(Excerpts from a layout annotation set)
+ + +
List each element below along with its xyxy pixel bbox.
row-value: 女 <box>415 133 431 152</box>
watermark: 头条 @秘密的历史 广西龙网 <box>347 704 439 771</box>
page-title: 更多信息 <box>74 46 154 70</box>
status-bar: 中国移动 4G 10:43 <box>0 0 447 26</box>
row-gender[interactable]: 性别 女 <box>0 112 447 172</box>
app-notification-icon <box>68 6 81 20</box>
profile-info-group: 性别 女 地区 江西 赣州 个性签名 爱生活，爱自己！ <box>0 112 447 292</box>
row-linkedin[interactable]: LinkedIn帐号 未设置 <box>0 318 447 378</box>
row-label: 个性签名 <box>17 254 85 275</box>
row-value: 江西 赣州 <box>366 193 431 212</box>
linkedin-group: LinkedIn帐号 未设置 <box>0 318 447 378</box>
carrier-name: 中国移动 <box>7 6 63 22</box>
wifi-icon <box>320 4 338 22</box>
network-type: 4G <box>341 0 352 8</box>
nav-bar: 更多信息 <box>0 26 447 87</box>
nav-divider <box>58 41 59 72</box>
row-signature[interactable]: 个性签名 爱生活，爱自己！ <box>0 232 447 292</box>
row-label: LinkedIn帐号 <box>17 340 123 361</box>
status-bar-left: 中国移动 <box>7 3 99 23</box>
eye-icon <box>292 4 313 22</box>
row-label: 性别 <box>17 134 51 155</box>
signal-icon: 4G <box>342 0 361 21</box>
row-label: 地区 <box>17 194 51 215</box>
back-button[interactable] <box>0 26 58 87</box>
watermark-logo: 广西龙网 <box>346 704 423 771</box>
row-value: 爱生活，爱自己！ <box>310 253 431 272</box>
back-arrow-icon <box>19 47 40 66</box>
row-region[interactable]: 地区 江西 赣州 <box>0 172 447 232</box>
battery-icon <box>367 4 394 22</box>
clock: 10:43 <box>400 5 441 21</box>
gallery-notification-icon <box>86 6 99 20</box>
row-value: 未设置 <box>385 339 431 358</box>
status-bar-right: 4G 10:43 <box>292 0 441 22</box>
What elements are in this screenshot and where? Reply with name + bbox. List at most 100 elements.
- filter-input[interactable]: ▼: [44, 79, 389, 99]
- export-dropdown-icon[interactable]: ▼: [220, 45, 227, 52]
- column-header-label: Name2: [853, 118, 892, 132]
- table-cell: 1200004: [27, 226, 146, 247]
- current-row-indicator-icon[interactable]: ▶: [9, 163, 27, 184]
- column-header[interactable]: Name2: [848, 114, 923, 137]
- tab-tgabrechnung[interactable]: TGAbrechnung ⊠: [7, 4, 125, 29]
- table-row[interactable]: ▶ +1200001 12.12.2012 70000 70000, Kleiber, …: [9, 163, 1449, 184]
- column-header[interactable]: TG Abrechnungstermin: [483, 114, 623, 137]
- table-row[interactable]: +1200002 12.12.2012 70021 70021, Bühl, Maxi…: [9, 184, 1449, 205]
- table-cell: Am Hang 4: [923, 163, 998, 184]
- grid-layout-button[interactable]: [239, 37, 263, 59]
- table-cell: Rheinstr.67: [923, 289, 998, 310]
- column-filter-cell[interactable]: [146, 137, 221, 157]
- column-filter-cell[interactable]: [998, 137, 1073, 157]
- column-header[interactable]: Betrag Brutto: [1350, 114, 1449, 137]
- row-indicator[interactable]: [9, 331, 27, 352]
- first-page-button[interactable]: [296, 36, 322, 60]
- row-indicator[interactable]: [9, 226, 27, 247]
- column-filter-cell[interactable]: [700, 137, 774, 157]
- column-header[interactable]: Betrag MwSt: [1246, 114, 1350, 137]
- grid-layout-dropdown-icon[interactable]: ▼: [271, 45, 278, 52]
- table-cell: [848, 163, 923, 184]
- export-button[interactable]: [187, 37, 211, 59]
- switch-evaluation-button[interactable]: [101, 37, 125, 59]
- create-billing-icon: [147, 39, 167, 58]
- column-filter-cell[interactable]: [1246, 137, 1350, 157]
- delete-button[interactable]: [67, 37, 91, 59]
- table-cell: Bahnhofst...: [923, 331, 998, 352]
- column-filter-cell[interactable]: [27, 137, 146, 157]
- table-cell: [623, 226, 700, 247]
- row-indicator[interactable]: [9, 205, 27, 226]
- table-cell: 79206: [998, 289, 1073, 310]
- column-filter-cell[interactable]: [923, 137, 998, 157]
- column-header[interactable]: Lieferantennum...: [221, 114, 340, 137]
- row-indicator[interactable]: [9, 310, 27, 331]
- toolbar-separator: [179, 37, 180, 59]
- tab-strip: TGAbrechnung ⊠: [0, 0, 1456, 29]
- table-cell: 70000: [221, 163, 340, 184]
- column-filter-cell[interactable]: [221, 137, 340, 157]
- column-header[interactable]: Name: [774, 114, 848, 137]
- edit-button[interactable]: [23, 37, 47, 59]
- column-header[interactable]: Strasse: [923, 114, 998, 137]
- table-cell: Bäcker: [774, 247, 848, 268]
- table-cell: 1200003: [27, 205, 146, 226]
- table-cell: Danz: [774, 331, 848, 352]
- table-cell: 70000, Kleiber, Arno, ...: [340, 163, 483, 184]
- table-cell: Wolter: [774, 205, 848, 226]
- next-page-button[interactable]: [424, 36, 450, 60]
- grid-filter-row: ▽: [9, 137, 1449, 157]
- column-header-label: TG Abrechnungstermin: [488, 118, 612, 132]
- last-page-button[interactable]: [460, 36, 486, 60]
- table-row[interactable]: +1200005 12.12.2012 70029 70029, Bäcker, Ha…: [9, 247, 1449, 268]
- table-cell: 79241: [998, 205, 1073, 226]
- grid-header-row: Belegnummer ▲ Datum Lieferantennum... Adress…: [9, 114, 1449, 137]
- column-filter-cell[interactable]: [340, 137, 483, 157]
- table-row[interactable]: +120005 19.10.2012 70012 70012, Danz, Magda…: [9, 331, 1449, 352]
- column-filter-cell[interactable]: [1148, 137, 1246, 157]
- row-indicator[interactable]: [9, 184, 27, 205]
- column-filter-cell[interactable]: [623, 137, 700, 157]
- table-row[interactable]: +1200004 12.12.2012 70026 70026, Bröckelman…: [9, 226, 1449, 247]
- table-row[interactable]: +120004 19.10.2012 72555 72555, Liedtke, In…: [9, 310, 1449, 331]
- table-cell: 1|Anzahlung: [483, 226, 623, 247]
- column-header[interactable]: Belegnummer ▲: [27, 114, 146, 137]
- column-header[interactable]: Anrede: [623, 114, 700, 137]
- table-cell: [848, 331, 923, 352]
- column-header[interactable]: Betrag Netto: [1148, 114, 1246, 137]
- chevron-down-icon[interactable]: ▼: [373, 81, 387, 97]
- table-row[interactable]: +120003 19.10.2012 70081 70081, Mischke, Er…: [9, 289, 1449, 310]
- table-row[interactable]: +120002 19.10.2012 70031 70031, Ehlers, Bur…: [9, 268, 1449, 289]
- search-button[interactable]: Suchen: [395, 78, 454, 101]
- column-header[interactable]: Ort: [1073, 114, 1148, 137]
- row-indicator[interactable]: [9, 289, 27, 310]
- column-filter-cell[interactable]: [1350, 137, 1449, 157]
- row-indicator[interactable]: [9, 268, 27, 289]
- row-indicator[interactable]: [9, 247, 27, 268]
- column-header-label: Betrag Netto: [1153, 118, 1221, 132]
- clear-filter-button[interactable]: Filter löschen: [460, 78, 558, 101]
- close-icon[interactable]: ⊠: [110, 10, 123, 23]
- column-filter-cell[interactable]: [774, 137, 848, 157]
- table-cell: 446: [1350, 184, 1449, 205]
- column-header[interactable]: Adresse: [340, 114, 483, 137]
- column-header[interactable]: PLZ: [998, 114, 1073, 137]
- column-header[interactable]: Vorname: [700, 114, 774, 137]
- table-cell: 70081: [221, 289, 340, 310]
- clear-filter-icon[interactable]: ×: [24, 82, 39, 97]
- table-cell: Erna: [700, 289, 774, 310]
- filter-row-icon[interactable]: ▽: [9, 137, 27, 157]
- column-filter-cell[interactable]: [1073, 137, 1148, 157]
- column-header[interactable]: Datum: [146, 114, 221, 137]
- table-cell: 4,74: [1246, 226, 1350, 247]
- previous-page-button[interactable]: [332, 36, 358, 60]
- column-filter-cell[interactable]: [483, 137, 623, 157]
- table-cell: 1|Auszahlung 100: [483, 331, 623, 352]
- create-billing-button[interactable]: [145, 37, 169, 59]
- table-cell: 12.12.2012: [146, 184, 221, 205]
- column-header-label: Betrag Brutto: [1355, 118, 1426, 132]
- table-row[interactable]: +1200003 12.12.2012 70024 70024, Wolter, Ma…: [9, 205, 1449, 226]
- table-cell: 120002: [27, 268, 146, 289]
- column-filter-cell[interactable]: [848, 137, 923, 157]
+ + +
=== TASK TO CARRY OUT ===
Reproduce the records from their start up to and including the line with "- column-header[interactable]: Name2: [848, 114, 923, 137]", switching "row-value" to "row-text" throughout and leaving everything else unchanged.

=== FULL SOLUTION ===
List each element below along with its xyxy pixel bbox.
row-text: 女 <box>415 133 431 152</box>
watermark: 头条 @秘密的历史 广西龙网 <box>347 704 439 771</box>
page-title: 更多信息 <box>74 46 154 70</box>
status-bar: 中国移动 4G 10:43 <box>0 0 447 26</box>
row-gender[interactable]: 性别 女 <box>0 112 447 172</box>
app-notification-icon <box>68 6 81 20</box>
profile-info-group: 性别 女 地区 江西 赣州 个性签名 爱生活，爱自己！ <box>0 112 447 292</box>
row-linkedin[interactable]: LinkedIn帐号 未设置 <box>0 318 447 378</box>
row-label: 个性签名 <box>17 254 85 275</box>
row-text: 江西 赣州 <box>366 193 431 212</box>
linkedin-group: LinkedIn帐号 未设置 <box>0 318 447 378</box>
carrier-name: 中国移动 <box>7 6 63 22</box>
wifi-icon <box>320 4 338 22</box>
network-type: 4G <box>341 0 352 8</box>
nav-bar: 更多信息 <box>0 26 447 87</box>
nav-divider <box>58 41 59 72</box>
row-signature[interactable]: 个性签名 爱生活，爱自己！ <box>0 232 447 292</box>
row-label: LinkedIn帐号 <box>17 340 123 361</box>
status-bar-left: 中国移动 <box>7 3 99 23</box>
eye-icon <box>292 4 313 22</box>
row-label: 性别 <box>17 134 51 155</box>
signal-icon: 4G <box>342 0 361 21</box>
row-label: 地区 <box>17 194 51 215</box>
back-button[interactable] <box>0 26 58 87</box>
watermark-logo: 广西龙网 <box>346 704 423 771</box>
row-text: 爱生活，爱自己！ <box>310 253 431 272</box>
back-arrow-icon <box>19 47 40 66</box>
row-region[interactable]: 地区 江西 赣州 <box>0 172 447 232</box>
battery-icon <box>367 4 394 22</box>
clock: 10:43 <box>400 5 441 21</box>
gallery-notification-icon <box>86 6 99 20</box>
row-text: 未设置 <box>385 339 431 358</box>
status-bar-right: 4G 10:43 <box>292 0 441 22</box>
What elements are in this screenshot and where? Reply with name + bbox. List at most 100 elements.
- filter-input[interactable]: ▼: [44, 79, 389, 99]
- export-dropdown-icon[interactable]: ▼: [220, 45, 227, 52]
- column-header-label: Name2: [853, 118, 892, 132]
- table-cell: 1200004: [27, 226, 146, 247]
- current-row-indicator-icon[interactable]: ▶: [9, 163, 27, 184]
- column-header[interactable]: Name2: [848, 114, 923, 137]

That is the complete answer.